> **DIRECTIONS FOR THIS TASK**
Locate each line holding the string "kjeller" and copy it.

(Dataset entries)
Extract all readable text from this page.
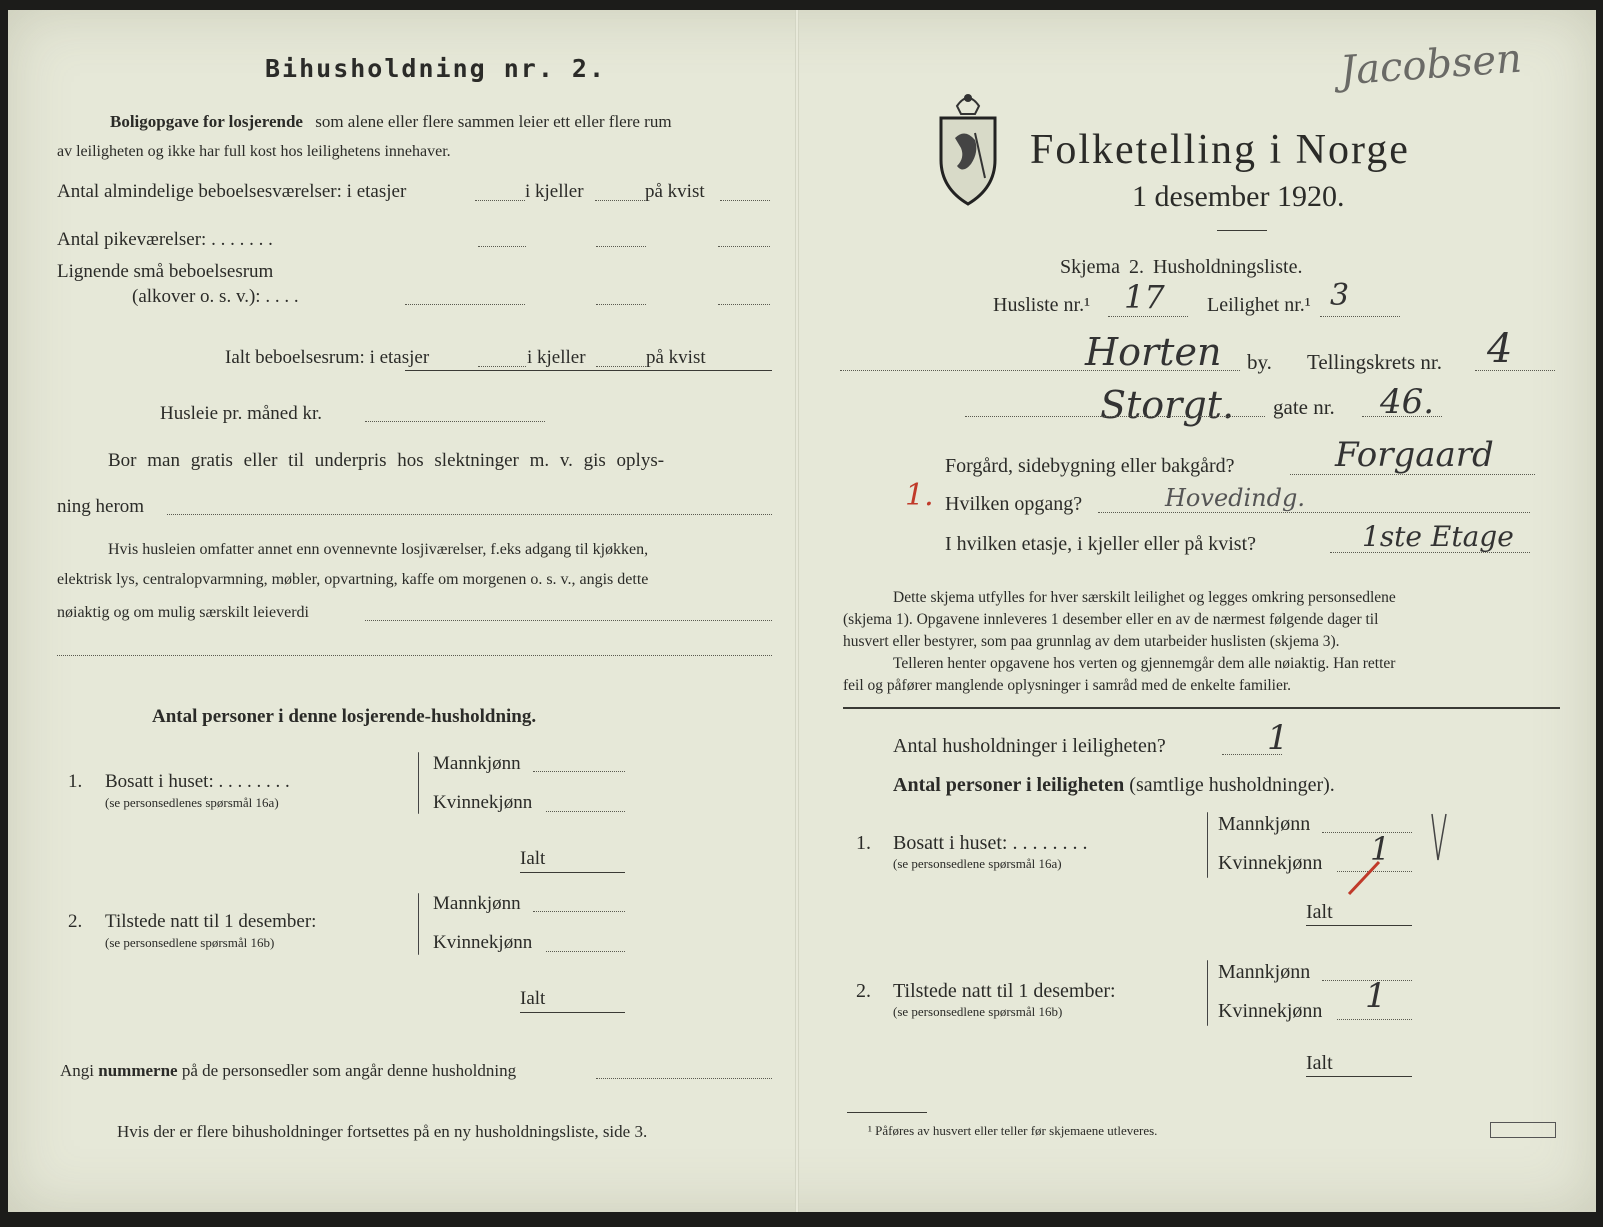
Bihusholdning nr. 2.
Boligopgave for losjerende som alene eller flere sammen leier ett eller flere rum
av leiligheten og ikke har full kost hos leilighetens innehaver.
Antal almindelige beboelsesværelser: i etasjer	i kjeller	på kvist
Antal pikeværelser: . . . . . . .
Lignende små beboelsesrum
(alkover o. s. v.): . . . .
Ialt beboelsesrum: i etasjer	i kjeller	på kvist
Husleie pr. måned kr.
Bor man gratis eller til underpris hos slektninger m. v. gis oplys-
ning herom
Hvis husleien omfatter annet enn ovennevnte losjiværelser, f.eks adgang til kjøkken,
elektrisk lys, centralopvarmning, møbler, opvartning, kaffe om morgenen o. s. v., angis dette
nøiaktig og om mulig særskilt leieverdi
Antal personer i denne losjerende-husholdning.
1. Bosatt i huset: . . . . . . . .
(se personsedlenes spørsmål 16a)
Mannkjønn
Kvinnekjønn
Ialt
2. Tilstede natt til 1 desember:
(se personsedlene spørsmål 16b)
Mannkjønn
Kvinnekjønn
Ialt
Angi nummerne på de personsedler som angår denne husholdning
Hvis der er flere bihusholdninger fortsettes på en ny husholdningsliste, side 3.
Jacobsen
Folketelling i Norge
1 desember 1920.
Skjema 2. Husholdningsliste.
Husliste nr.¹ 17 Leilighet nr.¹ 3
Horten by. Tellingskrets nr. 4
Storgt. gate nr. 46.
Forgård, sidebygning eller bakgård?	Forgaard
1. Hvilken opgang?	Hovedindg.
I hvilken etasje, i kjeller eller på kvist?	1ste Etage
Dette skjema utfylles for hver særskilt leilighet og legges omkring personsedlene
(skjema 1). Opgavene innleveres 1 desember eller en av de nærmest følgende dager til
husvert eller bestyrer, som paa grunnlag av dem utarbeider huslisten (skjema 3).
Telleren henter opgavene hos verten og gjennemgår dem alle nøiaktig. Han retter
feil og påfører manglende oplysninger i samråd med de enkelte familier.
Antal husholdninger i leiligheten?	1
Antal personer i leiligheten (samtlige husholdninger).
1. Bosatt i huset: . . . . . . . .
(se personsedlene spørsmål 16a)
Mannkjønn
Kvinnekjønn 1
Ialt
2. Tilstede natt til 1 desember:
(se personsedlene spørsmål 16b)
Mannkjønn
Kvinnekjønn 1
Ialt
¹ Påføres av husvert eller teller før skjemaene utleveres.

> **RESULT**
Antal almindelige beboelsesværelser: i etasjer	i kjeller	på kvist
Ialt beboelsesrum: i etasjer	i kjeller	på kvist
I hvilken etasje, i kjeller eller på kvist?	1ste Etage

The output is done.